**What you need to do**:
List each line of the data that holds the string "from".
— START OF Input for this task —
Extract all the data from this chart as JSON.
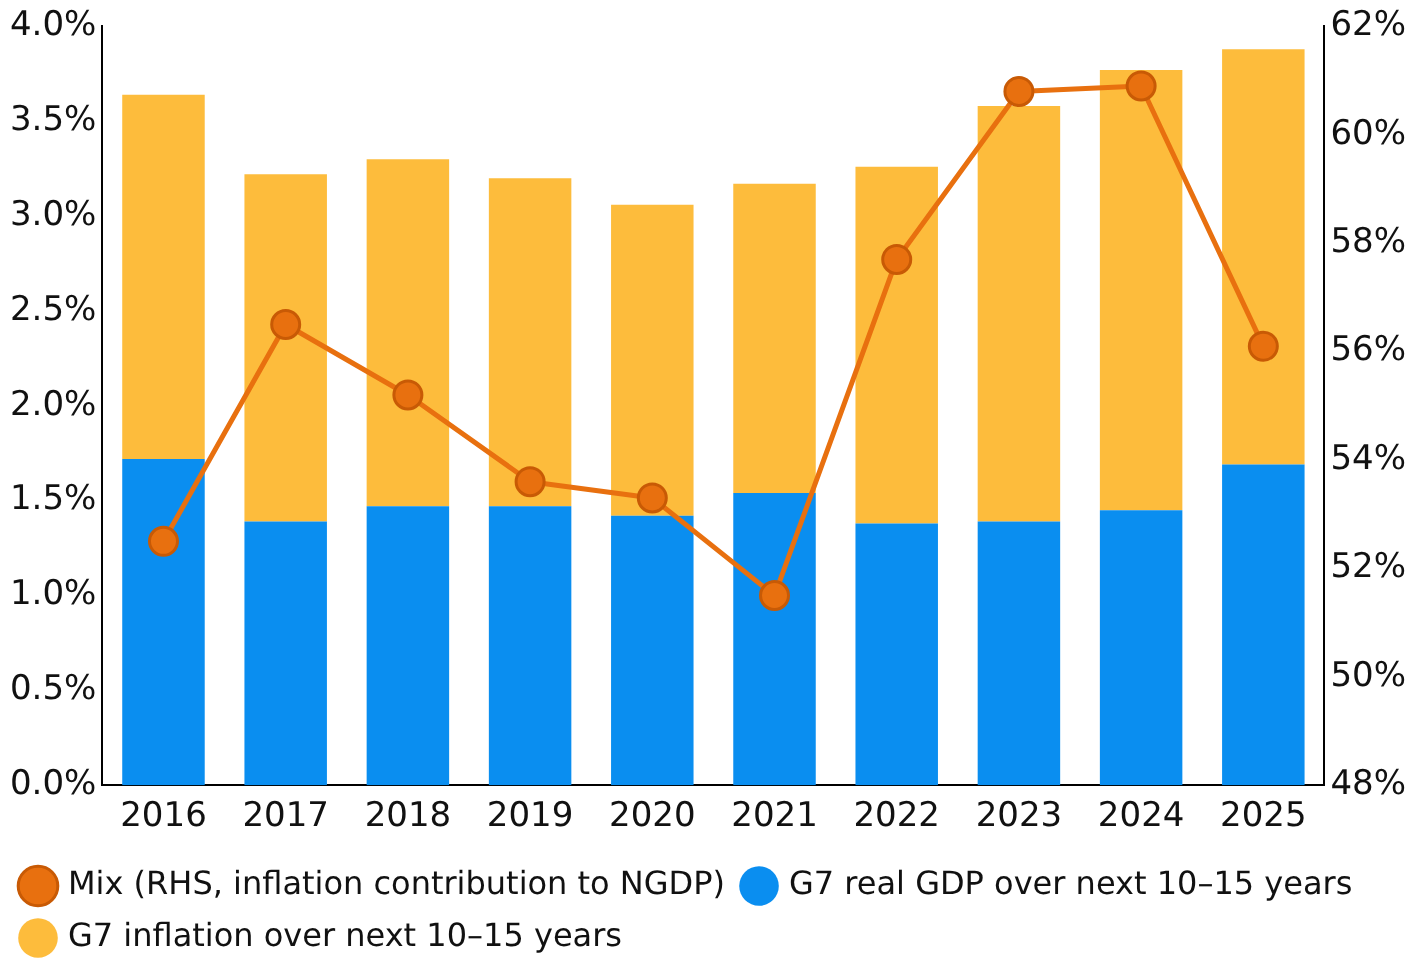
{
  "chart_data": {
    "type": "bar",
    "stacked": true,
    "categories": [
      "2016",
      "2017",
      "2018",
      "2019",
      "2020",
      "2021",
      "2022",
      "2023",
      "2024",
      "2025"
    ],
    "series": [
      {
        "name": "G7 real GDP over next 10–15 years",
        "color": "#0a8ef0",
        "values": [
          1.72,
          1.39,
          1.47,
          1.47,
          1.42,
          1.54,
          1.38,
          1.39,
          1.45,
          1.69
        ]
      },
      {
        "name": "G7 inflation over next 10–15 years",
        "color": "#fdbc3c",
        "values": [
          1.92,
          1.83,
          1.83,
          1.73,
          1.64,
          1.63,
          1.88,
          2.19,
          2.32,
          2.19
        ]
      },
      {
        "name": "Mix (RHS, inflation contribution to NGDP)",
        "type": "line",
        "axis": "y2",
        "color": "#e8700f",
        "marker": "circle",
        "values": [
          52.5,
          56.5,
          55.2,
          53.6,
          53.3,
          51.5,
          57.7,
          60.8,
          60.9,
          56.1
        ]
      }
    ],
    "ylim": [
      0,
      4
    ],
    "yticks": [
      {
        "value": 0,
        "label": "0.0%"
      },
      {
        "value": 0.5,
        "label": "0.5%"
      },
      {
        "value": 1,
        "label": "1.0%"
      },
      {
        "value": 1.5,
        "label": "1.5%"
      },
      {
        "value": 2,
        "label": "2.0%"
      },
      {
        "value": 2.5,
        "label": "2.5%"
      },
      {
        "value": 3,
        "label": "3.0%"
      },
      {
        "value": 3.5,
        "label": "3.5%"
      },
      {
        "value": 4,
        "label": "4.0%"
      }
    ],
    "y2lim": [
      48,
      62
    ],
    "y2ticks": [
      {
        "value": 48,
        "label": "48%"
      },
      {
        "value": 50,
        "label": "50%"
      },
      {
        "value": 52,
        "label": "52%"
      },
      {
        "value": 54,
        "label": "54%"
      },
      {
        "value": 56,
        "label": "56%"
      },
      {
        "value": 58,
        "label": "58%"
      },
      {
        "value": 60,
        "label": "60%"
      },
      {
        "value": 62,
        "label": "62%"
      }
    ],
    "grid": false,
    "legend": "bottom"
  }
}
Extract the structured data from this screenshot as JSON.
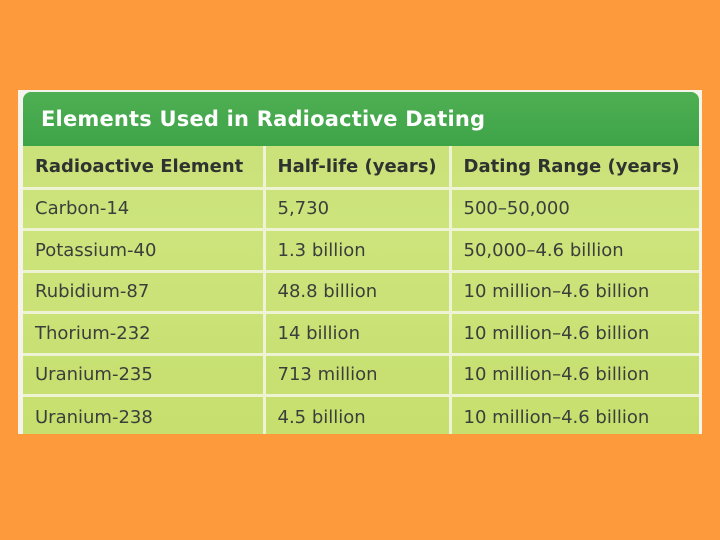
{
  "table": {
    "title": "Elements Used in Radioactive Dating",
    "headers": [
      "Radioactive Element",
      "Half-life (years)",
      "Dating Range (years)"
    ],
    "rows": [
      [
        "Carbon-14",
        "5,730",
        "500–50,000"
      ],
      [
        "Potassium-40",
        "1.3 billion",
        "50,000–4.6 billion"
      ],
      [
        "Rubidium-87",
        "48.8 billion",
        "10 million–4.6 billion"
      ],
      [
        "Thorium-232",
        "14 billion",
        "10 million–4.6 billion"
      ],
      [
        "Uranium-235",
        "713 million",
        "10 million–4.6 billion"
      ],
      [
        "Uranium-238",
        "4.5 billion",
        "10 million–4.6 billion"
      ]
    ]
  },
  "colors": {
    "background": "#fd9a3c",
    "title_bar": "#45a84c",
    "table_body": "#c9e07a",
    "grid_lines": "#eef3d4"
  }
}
— END OF Input for this task —
— START OF Input for this task —
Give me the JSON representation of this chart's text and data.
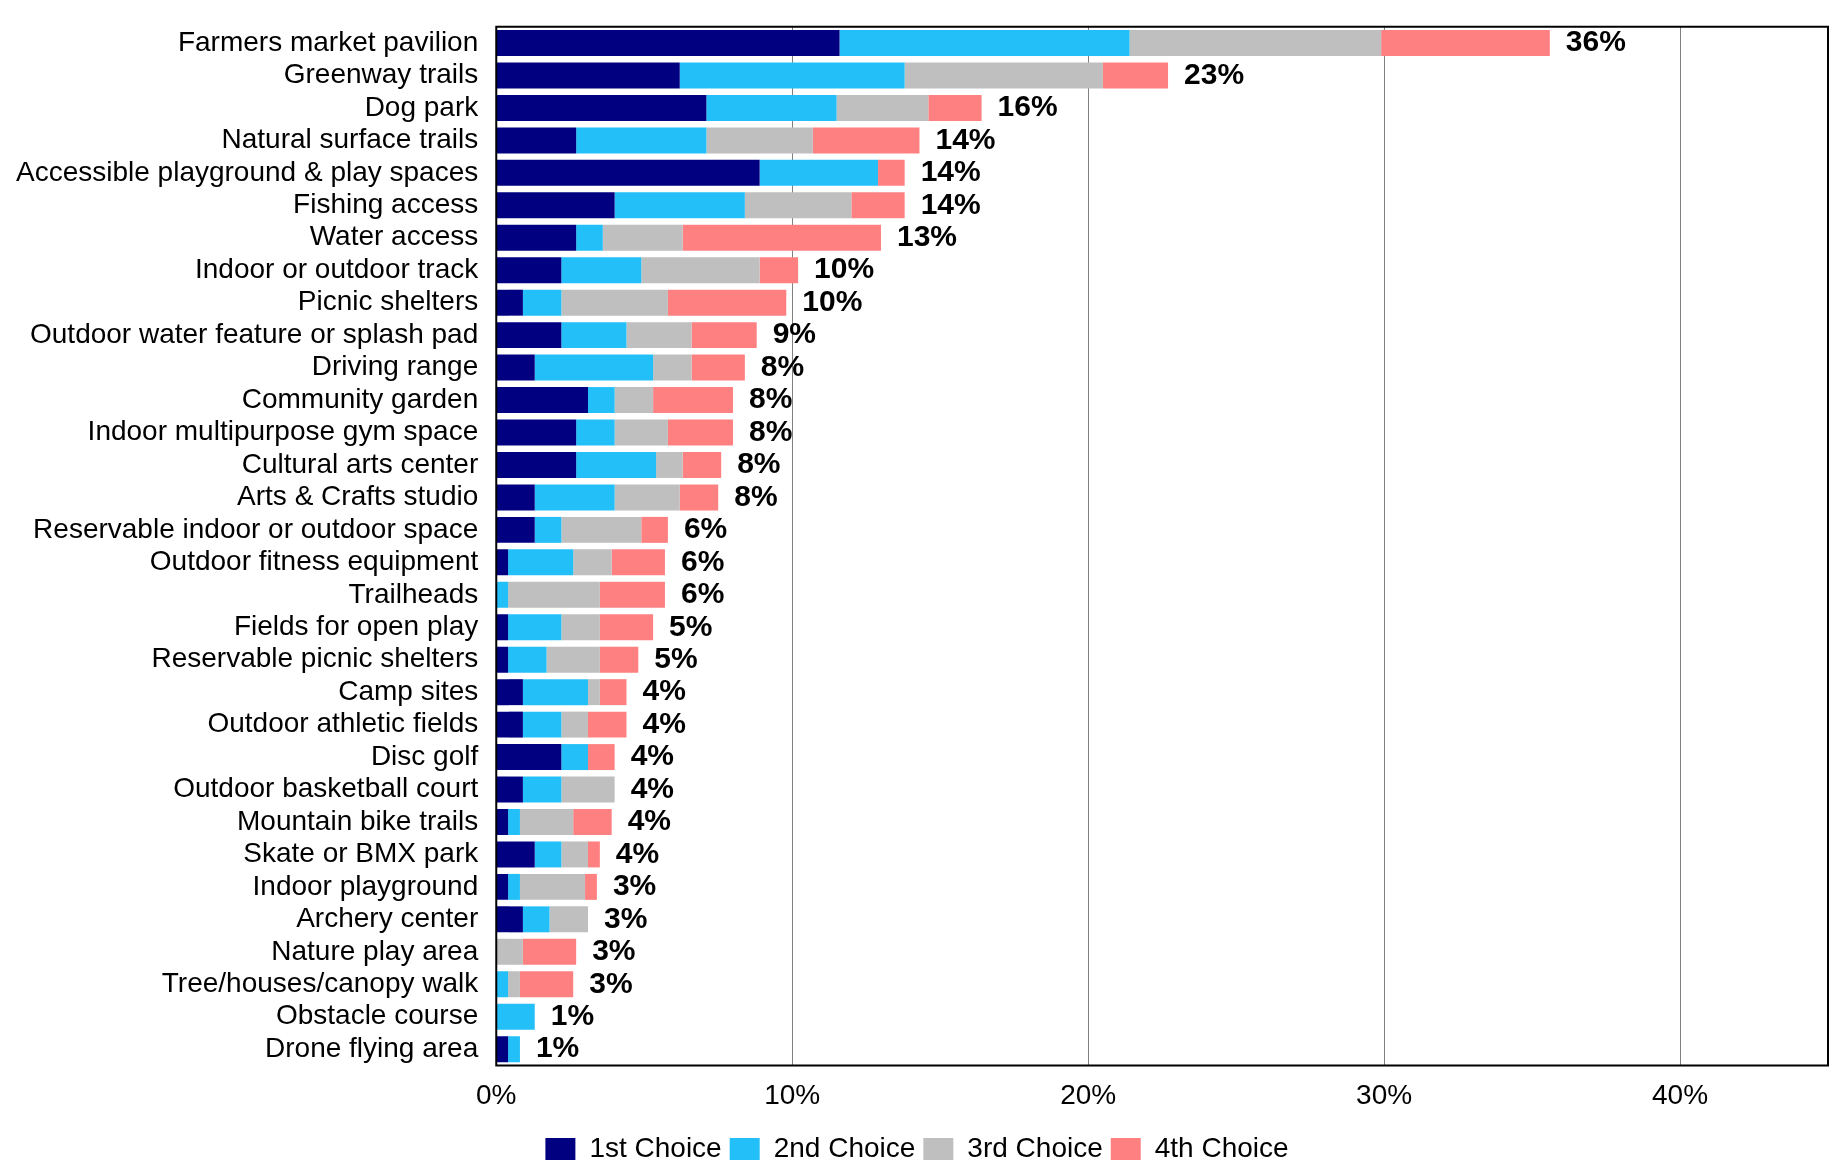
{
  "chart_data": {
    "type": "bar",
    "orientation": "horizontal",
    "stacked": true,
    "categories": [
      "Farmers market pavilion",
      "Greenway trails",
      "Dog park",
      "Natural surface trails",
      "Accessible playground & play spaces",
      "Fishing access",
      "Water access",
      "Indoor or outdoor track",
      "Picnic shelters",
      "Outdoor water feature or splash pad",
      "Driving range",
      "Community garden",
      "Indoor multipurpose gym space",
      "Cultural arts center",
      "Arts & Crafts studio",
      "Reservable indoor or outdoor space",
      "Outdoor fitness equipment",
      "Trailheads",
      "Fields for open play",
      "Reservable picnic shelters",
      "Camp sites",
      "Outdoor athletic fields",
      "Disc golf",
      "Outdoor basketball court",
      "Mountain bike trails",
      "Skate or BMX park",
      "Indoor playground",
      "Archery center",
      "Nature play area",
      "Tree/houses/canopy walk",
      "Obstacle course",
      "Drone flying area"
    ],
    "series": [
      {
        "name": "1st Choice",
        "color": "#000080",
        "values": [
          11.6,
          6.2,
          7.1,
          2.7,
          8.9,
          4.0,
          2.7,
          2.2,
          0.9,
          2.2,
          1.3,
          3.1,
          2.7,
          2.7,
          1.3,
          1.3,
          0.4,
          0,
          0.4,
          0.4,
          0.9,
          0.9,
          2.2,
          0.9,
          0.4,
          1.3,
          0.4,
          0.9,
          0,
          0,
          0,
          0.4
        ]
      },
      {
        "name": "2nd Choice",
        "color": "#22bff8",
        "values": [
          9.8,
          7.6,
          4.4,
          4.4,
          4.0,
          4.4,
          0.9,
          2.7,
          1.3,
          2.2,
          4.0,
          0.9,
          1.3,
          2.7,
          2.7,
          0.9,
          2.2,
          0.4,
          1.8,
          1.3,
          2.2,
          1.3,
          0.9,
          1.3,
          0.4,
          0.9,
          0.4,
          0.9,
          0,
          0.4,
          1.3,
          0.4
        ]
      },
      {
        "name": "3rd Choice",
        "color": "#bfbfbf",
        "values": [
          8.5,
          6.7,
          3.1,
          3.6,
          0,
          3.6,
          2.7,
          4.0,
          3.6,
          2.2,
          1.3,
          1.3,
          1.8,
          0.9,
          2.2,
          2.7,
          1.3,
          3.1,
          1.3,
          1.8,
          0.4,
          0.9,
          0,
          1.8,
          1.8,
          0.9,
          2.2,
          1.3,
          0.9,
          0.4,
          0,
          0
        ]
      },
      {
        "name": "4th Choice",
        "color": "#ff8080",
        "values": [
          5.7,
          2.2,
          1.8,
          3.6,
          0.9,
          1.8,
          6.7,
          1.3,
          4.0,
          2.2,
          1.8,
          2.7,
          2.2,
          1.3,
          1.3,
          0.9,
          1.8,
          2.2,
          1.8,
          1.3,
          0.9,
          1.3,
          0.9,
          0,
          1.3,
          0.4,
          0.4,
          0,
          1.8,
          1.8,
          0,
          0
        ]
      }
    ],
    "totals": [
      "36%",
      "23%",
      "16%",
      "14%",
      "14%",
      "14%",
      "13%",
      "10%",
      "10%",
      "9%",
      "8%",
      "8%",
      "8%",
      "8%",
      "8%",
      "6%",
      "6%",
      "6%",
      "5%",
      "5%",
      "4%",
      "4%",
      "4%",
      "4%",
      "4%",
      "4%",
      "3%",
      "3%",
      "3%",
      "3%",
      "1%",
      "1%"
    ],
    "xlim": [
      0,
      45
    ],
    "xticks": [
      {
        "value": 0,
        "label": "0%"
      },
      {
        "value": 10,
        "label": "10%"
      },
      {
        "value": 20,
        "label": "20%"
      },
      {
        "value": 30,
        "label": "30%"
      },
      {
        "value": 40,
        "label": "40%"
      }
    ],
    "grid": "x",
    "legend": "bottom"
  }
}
— END OF Input for this task —
**Task response**:
Extract all the data from this chart as JSON.
Extract the structured data from this screenshot as JSON.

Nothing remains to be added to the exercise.